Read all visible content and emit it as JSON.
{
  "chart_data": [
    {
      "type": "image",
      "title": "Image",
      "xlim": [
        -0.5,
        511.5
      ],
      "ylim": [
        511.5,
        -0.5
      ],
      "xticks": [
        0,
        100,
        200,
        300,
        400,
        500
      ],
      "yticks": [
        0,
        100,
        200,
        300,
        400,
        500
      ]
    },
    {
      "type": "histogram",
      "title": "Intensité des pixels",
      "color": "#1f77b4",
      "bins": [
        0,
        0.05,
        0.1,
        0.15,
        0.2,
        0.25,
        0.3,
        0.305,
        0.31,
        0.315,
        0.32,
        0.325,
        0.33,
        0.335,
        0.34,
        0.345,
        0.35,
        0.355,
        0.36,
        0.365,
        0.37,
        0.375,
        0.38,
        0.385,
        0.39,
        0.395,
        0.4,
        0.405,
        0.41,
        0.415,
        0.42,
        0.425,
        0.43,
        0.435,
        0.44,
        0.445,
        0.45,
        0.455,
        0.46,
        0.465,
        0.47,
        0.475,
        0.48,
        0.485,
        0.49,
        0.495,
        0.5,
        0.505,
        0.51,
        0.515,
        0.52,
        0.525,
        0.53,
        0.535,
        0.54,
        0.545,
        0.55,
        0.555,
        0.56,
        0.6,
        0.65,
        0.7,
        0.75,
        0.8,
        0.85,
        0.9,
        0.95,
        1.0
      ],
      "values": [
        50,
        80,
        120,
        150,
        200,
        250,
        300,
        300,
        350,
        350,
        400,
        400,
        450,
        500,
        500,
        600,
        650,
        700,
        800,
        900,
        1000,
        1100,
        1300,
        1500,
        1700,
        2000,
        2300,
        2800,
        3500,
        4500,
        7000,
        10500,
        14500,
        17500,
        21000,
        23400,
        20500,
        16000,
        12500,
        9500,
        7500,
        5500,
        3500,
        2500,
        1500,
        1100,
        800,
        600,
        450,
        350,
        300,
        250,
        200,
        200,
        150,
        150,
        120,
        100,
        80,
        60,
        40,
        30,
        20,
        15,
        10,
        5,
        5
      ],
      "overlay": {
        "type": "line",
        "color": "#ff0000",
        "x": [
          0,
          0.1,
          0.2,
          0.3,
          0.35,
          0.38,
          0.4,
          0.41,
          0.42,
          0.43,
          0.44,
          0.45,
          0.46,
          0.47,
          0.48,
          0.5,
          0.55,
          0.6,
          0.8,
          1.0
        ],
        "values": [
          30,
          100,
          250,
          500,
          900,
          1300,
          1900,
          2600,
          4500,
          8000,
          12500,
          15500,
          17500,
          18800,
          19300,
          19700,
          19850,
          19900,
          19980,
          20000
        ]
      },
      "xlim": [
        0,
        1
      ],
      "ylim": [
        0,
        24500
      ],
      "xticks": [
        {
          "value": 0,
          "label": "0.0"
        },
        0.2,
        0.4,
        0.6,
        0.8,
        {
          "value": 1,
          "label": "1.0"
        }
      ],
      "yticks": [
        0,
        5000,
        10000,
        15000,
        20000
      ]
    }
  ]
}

---

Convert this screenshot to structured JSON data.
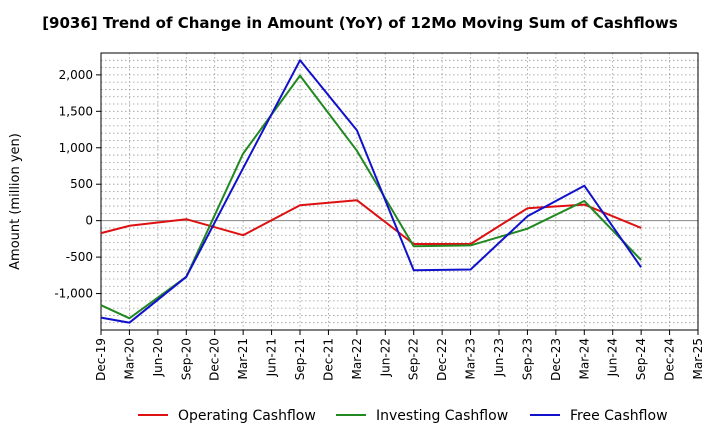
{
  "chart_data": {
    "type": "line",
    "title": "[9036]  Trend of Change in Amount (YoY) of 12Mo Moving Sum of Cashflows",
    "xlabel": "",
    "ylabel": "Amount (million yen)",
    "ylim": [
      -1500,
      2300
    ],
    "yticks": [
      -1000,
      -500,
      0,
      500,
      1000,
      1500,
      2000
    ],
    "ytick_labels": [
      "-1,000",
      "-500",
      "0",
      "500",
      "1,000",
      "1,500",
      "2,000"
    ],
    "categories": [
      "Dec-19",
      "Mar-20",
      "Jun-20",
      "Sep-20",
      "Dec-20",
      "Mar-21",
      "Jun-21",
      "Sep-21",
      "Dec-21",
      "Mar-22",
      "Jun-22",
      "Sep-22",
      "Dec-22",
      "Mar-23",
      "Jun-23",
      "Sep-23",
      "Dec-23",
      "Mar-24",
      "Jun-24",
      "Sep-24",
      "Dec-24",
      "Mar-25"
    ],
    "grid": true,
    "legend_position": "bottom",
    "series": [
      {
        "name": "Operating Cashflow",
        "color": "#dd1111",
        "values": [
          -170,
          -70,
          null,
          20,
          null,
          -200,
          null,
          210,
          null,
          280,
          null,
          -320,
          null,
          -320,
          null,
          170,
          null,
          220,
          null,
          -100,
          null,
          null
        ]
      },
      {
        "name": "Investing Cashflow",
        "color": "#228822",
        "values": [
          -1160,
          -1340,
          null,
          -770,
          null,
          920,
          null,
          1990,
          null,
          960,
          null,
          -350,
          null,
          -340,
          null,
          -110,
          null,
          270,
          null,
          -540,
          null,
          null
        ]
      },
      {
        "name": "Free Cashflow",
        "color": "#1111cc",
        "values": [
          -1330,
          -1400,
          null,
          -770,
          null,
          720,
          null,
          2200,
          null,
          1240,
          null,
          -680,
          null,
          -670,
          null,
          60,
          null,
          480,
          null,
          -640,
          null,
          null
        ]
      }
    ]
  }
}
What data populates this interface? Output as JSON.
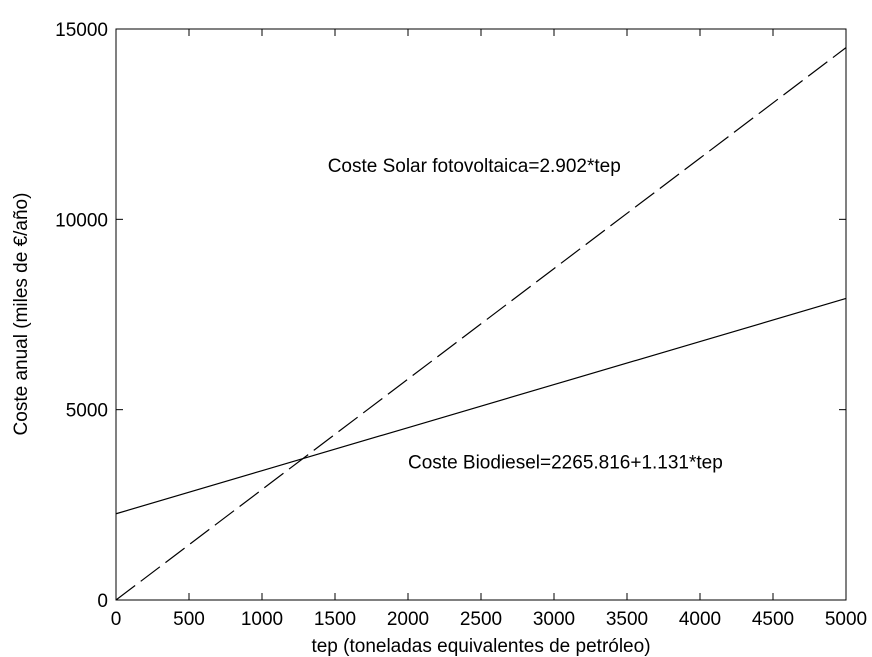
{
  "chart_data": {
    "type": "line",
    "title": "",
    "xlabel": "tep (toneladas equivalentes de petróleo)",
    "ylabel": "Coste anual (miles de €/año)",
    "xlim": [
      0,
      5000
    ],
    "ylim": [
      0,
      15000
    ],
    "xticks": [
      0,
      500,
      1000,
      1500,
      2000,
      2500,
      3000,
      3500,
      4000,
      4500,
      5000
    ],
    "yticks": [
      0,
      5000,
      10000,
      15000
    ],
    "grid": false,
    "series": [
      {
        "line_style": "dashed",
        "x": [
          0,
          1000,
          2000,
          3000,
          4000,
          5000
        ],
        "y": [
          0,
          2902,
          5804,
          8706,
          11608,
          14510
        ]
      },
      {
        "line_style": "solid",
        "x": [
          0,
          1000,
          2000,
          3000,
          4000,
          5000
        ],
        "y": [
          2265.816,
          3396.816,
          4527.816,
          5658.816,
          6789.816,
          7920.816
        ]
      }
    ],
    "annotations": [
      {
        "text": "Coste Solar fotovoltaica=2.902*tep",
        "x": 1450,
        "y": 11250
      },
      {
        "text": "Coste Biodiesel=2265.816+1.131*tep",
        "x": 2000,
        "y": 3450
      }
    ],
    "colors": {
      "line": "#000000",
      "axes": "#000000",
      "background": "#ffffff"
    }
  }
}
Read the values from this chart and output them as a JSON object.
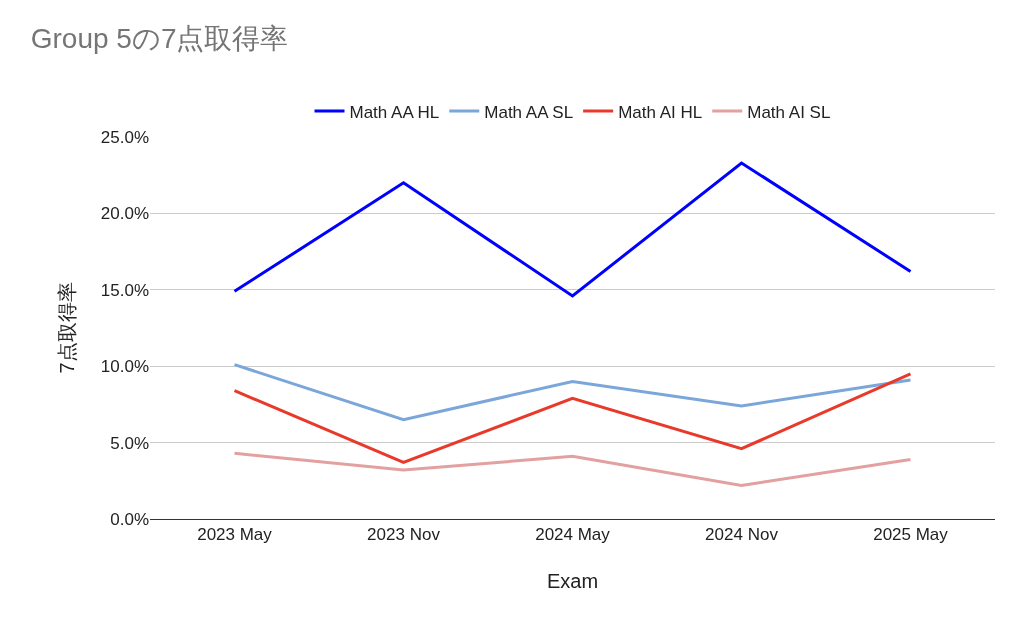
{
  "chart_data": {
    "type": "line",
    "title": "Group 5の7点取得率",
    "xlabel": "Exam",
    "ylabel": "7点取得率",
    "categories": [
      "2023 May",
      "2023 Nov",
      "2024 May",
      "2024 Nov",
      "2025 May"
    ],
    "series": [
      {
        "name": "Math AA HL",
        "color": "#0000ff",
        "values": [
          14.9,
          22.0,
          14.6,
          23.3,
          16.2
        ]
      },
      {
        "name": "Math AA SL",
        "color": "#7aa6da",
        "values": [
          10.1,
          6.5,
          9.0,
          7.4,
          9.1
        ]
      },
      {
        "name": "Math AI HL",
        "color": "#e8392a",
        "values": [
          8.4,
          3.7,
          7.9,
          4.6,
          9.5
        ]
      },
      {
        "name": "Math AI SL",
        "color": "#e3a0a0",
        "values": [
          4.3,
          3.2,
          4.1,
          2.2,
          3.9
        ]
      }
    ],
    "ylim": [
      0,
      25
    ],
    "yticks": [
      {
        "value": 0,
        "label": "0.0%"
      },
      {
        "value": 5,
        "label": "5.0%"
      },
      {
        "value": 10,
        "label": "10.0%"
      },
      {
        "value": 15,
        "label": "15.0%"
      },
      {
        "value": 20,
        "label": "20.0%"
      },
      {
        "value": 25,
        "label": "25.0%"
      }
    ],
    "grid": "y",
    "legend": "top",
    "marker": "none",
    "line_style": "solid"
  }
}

• The exercise: Tell how many lines in the records above contain "xlabel", giving the number and no other words.

• Correct answer: 3